### WHAT TO DO
Please return the full listing below without altering anything.

(Some records)
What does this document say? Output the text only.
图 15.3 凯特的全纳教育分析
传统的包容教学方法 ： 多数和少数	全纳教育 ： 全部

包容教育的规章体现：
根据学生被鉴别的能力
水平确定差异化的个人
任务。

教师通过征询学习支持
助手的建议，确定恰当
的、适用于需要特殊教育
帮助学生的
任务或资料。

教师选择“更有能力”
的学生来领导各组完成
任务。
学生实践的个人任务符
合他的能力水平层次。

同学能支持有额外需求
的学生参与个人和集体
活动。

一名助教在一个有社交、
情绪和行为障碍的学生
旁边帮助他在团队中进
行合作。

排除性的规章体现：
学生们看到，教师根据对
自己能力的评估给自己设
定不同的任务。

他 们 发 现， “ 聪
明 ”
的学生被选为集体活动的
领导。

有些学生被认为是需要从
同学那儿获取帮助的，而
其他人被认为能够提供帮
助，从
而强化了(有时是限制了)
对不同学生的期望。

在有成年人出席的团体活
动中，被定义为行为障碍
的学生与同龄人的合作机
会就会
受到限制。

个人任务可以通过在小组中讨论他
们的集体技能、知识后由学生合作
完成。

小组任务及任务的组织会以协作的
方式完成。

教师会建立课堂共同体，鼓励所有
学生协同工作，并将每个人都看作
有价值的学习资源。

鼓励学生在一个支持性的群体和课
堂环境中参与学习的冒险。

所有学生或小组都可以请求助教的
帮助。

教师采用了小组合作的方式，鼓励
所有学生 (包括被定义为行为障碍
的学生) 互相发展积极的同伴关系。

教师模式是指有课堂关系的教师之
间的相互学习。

### SOLUTION TO THIS PROBLEM
What does this document say? Output the text only.
图 15.3 凯特的全纳教育分析
传统的包容教学方法 ： 多数和少数	全纳教育 ： 全部

包容教育的规章体现：
根据学生被鉴别的能力
水平确定差异化的个人
任务。

教师通过征询学习支持
助手的建议，确定恰当
的、适用于需要特殊教育
帮助学生的
任务或资料。

教师选择“更有能力”
的学生来领导各组完成
任务。
学生实践的个人任务符
合他的能力水平层次。

同学能支持有额外需求
的学生参与个人和集体
活动。

一名助教在一个有社交、
情绪和行为障碍的学生
旁边帮助他在团队中进
行合作。

排除性的规章体现：
学生们看到，教师根据对
自己能力的评估给自己设
定不同的任务。

他 们 发 现， “ 聪
明 ”
的学生被选为集体活动的
领导。

有些学生被认为是需要从
同学那儿获取帮助的，而
其他人被认为能够提供帮
助，从
而强化了(有时是限制了)
对不同学生的期望。

在有成年人出席的团体活
动中，被定义为行为障碍
的学生与同龄人的合作机
会就会
受到限制。

个人任务可以通过在小组中讨论他
们的集体技能、知识后由学生合作
完成。

小组任务及任务的组织会以协作的
方式完成。

教师会建立课堂共同体，鼓励所有
学生协同工作，并将每个人都看作
有价值的学习资源。

鼓励学生在一个支持性的群体和课
堂环境中参与学习的冒险。

所有学生或小组都可以请求助教的
帮助。

教师采用了小组合作的方式，鼓励
所有学生 (包括被定义为行为障碍
的学生) 互相发展积极的同伴关系。

教师模式是指有课堂关系的教师之
间的相互学习。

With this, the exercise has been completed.